#### WORKING DATA ####

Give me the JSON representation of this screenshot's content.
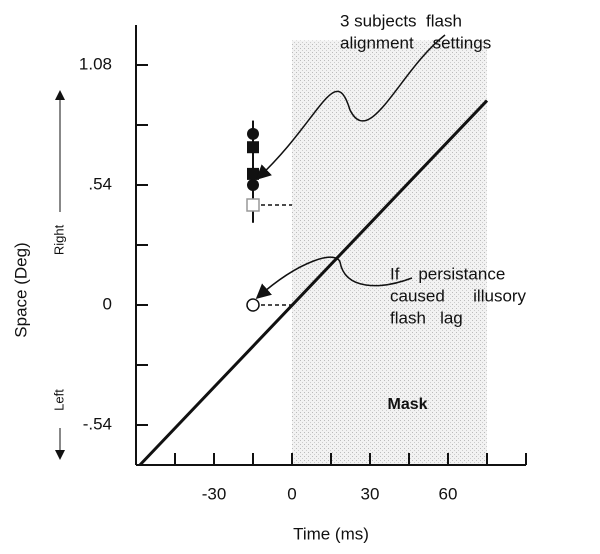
{
  "chart_data": {
    "type": "scatter",
    "x_label": "Time (ms)",
    "y_label": "Space (Deg)",
    "y_direction_labels": [
      "Right",
      "Left"
    ],
    "xlim": [
      -60,
      90
    ],
    "xticks": [
      -30,
      0,
      30,
      60
    ],
    "x_minor_ticks": [
      -45,
      -15,
      15,
      45,
      75,
      90
    ],
    "ylim": [
      -0.72,
      1.26
    ],
    "yticks": [
      {
        "value": -0.54,
        "label": "-.54"
      },
      0,
      {
        "value": 0.54,
        "label": ".54"
      },
      1.08
    ],
    "y_minor_ticks": [
      -0.27,
      0.27,
      0.81
    ],
    "mask": {
      "label": "Mask",
      "x": [
        0,
        75
      ],
      "y": [
        -0.72,
        1.19
      ]
    },
    "line": {
      "x": [
        -58.5,
        75
      ],
      "y": [
        -0.72,
        0.92
      ],
      "color": "#111"
    },
    "error_bar": {
      "x": -15,
      "low": 0.37,
      "high": 0.83
    },
    "points": [
      {
        "x": -15,
        "y": 0.77,
        "marker": "circle",
        "color": "#111"
      },
      {
        "x": -15,
        "y": 0.71,
        "marker": "square",
        "color": "#111"
      },
      {
        "x": -15,
        "y": 0.59,
        "marker": "square",
        "color": "#111"
      },
      {
        "x": -15,
        "y": 0.54,
        "marker": "circle",
        "color": "#111"
      },
      {
        "x": -15,
        "y": 0.45,
        "marker": "open-square",
        "color": "#999"
      },
      {
        "x": -15,
        "y": 0,
        "marker": "open-circle",
        "color": "#111"
      }
    ],
    "annotations": [
      {
        "lines": [
          "3 subjects  flash",
          "alignment    settings"
        ]
      },
      {
        "lines": [
          "If    persistance",
          "caused      illusory",
          "flash   lag"
        ]
      }
    ]
  }
}
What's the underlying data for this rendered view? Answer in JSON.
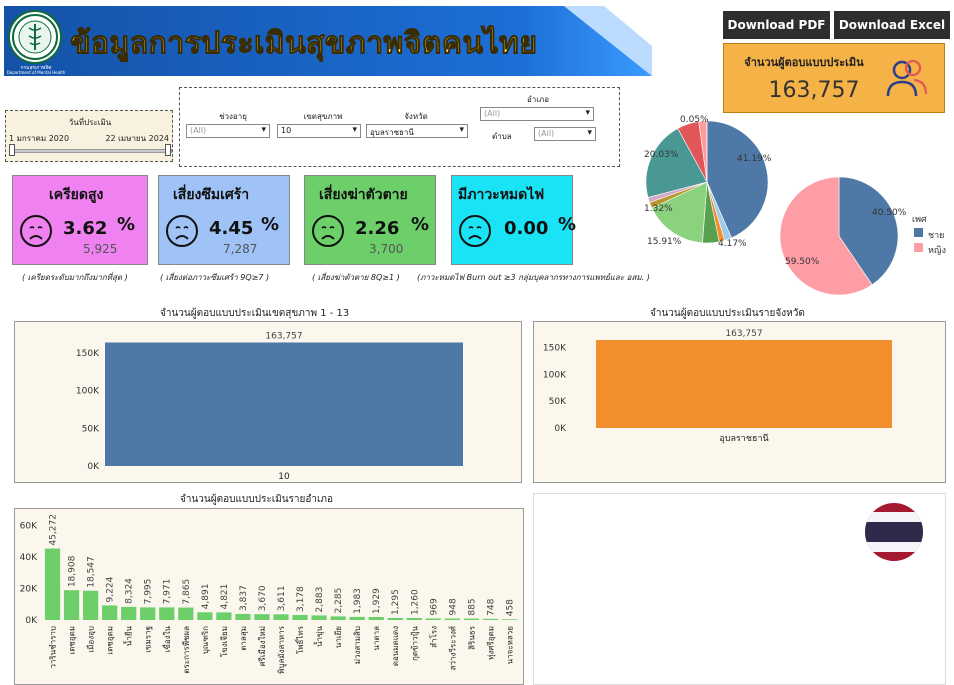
{
  "header": {
    "title": "ข้อมูลการประเมินสุขภาพจิตคนไทย",
    "logo_caption": "กรมสุขภาพจิต",
    "logo_caption_en": "Department of Mental Health",
    "download_pdf": "Download PDF",
    "download_excel": "Download Excel"
  },
  "respondents": {
    "title": "จำนวนผู้ตอบแบบประเมิน",
    "value": "163,757"
  },
  "date_filter": {
    "label": "วันที่ประเมิน",
    "start": "1 มกราคม 2020",
    "end": "22 เมษายน 2024"
  },
  "filters": {
    "age_label": "ช่วงอายุ",
    "age_value": "(All)",
    "region_label": "เขตสุขภาพ",
    "region_value": "10",
    "province_label": "จังหวัด",
    "province_value": "อุบลราชธานี",
    "district_label": "อำเภอ",
    "district_value": "(All)",
    "subdistrict_label": "ตำบล",
    "subdistrict_value": "(All)"
  },
  "kpis": [
    {
      "title": "เครียดสูง",
      "pct": "3.62",
      "count": "5,925",
      "color": "#f081f0",
      "note": "( เครียดระดับมากถึงมากที่สุด )"
    },
    {
      "title": "เสี่ยงซึมเศร้า",
      "pct": "4.45",
      "count": "7,287",
      "color": "#9fc2f7",
      "note": "( เสี่ยงต่อภาวะซึมเศร้า 9Q≥7 )"
    },
    {
      "title": "เสี่ยงฆ่าตัวตาย",
      "pct": "2.26",
      "count": "3,700",
      "color": "#6ccf6a",
      "note": "( เสี่ยงฆ่าตัวตาย 8Q≥1 )"
    },
    {
      "title": "มีภาวะหมดไฟ",
      "pct": "0.00",
      "count": "",
      "color": "#19e3f5",
      "note": "(ภาวะหมดไฟ Burn out ≥3  กลุ่มบุคลากรทางการแพทย์และ อสม. )"
    }
  ],
  "pct_sign": "%",
  "pie_age": {
    "labels": [
      "0.05%",
      "41.19%",
      "4.17%",
      "15.91%",
      "1.32%",
      "20.03%"
    ]
  },
  "pie_gender": {
    "legend_title": "เพศ",
    "male_label": "ชาย",
    "female_label": "หญิง",
    "male_pct_label": "40.50%",
    "female_pct_label": "59.50%",
    "male_color": "#4e79a7",
    "female_color": "#ff9da7"
  },
  "chart_data": [
    {
      "type": "pie",
      "title": "",
      "slices": [
        {
          "value": 41.19,
          "color": "#4e79a7"
        },
        {
          "value": 1.8,
          "color": "#a0cbe8"
        },
        {
          "value": 1.4,
          "color": "#f28e2b"
        },
        {
          "value": 4.17,
          "color": "#59a14f"
        },
        {
          "value": 15.91,
          "color": "#8cd17d"
        },
        {
          "value": 1.5,
          "color": "#b6992d"
        },
        {
          "value": 1.32,
          "color": "#d4a6c8"
        },
        {
          "value": 20.03,
          "color": "#499894"
        },
        {
          "value": 5.5,
          "color": "#e15759"
        },
        {
          "value": 2.0,
          "color": "#ff9d9a"
        },
        {
          "value": 0.05,
          "color": "#bab0ac"
        }
      ]
    },
    {
      "type": "pie",
      "title": "",
      "legend_title": "เพศ",
      "legend_position": "right",
      "slices": [
        {
          "name": "ชาย",
          "value": 40.5,
          "color": "#4e79a7"
        },
        {
          "name": "หญิง",
          "value": 59.5,
          "color": "#ff9da7"
        }
      ]
    },
    {
      "type": "bar",
      "title": "จำนวนผู้ตอบแบบประเมินเขตสุขภาพ 1 - 13",
      "categories": [
        "10"
      ],
      "values": [
        163757
      ],
      "value_labels": [
        "163,757"
      ],
      "y_ticks": [
        "0K",
        "50K",
        "100K",
        "150K"
      ],
      "ylim": [
        0,
        175000
      ],
      "color": "#4e79a7"
    },
    {
      "type": "bar",
      "title": "จำนวนผู้ตอบแบบประเมินรายจังหวัด",
      "categories": [
        "อุบลราชธานี"
      ],
      "values": [
        163757
      ],
      "value_labels": [
        "163,757"
      ],
      "y_ticks": [
        "0K",
        "50K",
        "100K",
        "150K"
      ],
      "ylim": [
        0,
        175000
      ],
      "color": "#f28e2b"
    },
    {
      "type": "bar",
      "title": "จำนวนผู้ตอบแบบประเมินรายอำเภอ",
      "categories": [
        "วารินชำราบ",
        "เดชอุดม",
        "เมืองอุบ",
        "เดชอุดม",
        "น้ำยืน",
        "เขมราฐ",
        "เขื่องใน",
        "ตระการพืชผล",
        "บุณฑริก",
        "โขงเจียม",
        "ตาลสุม",
        "ศรีเมืองใหม่",
        "พิบูลมังสาหาร",
        "โพธิ์ไทร",
        "น้ำขุ่น",
        "นาเยีย",
        "ม่วงสามสิบ",
        "นาตาล",
        "ดอนมดแดง",
        "กุดข้าวปุ้น",
        "สำโรง",
        "สว่างวีระวงศ์",
        "สิรินธร",
        "ทุ่งศรีอุดม",
        "นาจะหลวย"
      ],
      "values": [
        45272,
        18908,
        18547,
        9224,
        8324,
        7995,
        7971,
        7865,
        4891,
        4821,
        3837,
        3670,
        3611,
        3178,
        2883,
        2285,
        1983,
        1929,
        1295,
        1260,
        969,
        948,
        885,
        748,
        458
      ],
      "value_labels": [
        "45,272",
        "18,908",
        "18,547",
        "9,224",
        "8,324",
        "7,995",
        "7,971",
        "7,865",
        "4,891",
        "4,821",
        "3,837",
        "3,670",
        "3,611",
        "3,178",
        "2,883",
        "2,285",
        "1,983",
        "1,929",
        "1,295",
        "1,260",
        "969",
        "948",
        "885",
        "748",
        "458"
      ],
      "y_ticks": [
        "0K",
        "20K",
        "40K",
        "60K"
      ],
      "ylim": [
        0,
        64000
      ],
      "color": "#6ccf6a"
    }
  ]
}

####

• _TASK STATEMENT_: Identify all lines where the word "วตาย" shows up. Copy them.

• _SOLVED PROBLEM_:
      "title": "เสี่ยงฆ่าตัวตาย",
      "note": "( เสี่ยงฆ่าตัวตาย 8Q≥1 )"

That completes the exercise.